> [What needs to be done]:
Below are some records. Pull every line that contains the word "суспензии".
______
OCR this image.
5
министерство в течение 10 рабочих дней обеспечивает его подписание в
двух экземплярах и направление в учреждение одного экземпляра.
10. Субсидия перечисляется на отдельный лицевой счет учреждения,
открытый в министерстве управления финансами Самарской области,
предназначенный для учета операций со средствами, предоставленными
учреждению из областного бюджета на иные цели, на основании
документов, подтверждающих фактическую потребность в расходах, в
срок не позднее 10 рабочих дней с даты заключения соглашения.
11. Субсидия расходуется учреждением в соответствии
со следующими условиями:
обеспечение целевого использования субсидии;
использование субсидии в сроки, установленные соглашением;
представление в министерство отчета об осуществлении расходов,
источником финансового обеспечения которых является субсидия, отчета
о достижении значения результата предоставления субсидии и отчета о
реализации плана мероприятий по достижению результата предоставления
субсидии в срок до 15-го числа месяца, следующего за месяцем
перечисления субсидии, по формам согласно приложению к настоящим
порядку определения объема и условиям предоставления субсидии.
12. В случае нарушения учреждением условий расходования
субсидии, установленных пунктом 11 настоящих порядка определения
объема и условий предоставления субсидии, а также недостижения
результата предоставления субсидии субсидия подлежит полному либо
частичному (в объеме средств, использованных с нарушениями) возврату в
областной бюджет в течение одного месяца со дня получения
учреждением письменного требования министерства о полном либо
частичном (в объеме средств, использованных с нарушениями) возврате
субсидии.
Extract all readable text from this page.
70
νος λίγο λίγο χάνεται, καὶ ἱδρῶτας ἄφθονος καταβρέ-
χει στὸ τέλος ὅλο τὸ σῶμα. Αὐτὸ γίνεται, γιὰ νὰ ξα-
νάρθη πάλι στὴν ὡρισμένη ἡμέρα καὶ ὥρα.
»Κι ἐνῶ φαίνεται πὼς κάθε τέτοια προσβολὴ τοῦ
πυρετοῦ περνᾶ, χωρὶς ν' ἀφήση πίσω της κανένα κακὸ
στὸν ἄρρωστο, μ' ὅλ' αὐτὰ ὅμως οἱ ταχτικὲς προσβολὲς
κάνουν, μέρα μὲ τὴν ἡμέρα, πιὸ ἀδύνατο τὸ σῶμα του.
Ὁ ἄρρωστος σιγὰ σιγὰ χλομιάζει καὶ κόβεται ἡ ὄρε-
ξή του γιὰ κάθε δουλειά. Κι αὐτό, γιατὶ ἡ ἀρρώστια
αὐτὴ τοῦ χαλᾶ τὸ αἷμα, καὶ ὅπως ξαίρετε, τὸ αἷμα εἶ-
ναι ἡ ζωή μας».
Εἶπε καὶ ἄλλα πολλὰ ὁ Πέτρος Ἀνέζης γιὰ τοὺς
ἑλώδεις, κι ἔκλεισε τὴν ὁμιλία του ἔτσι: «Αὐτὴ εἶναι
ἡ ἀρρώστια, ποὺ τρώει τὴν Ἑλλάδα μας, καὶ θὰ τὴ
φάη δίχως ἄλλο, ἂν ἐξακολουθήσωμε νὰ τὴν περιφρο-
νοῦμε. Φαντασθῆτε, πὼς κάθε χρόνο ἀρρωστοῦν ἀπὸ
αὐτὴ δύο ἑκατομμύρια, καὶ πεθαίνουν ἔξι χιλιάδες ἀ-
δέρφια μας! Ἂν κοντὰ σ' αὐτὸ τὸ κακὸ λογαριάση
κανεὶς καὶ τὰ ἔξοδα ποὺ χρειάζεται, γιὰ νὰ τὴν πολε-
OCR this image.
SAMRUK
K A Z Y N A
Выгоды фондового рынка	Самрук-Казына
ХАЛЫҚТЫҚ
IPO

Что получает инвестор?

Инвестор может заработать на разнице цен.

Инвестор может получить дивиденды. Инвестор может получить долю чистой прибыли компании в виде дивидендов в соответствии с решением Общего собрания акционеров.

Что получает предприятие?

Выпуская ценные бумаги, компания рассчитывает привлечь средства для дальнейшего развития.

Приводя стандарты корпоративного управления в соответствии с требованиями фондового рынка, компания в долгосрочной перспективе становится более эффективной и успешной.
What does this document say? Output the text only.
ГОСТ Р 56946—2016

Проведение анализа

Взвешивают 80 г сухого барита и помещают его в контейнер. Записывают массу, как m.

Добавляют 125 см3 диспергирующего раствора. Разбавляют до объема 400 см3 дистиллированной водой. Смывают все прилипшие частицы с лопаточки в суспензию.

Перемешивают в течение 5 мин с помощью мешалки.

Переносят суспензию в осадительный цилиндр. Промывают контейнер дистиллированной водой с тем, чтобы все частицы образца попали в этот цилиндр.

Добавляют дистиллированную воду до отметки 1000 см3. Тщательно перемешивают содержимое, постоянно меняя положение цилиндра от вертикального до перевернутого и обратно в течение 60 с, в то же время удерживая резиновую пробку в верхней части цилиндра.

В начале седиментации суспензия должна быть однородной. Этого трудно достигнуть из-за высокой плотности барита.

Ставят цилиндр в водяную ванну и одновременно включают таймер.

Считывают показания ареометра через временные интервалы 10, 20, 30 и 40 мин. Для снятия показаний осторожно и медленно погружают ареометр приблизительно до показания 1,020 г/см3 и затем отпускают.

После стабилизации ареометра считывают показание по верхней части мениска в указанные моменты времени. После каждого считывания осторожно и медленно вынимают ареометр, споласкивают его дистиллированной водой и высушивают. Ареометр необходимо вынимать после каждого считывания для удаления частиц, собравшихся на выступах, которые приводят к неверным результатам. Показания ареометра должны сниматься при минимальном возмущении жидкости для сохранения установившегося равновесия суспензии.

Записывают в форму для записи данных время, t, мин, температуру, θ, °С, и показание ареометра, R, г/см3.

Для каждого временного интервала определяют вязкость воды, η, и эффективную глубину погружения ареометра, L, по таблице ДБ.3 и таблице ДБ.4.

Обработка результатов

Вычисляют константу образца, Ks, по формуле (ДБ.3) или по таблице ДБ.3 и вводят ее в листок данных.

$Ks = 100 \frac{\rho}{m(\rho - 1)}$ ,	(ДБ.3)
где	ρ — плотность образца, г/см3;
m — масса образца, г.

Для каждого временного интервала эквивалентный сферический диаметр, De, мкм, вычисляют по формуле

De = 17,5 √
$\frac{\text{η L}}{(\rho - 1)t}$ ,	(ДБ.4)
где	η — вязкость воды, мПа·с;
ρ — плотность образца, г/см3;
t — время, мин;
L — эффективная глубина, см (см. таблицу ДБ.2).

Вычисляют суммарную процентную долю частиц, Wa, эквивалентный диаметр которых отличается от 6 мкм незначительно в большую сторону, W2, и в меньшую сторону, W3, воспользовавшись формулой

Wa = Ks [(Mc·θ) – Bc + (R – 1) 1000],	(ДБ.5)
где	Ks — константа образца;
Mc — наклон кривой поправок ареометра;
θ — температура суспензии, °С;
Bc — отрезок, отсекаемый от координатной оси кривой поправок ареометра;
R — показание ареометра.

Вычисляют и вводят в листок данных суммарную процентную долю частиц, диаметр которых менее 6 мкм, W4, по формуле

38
______
> [Response for this exercise]:
После стабилизации ареометра считывают показание по верхней части мениска в указанные моменты времени. После каждого считывания осторожно и медленно вынимают ареометр, споласкивают его дистиллированной водой и высушивают. Ареометр необходимо вынимать после каждого считывания для удаления частиц, собравшихся на выступах, которые приводят к неверным результатам. Показания ареометра должны сниматься при минимальном возмущении жидкости для сохранения установившегося равновесия суспензии.
θ — температура суспензии, °С;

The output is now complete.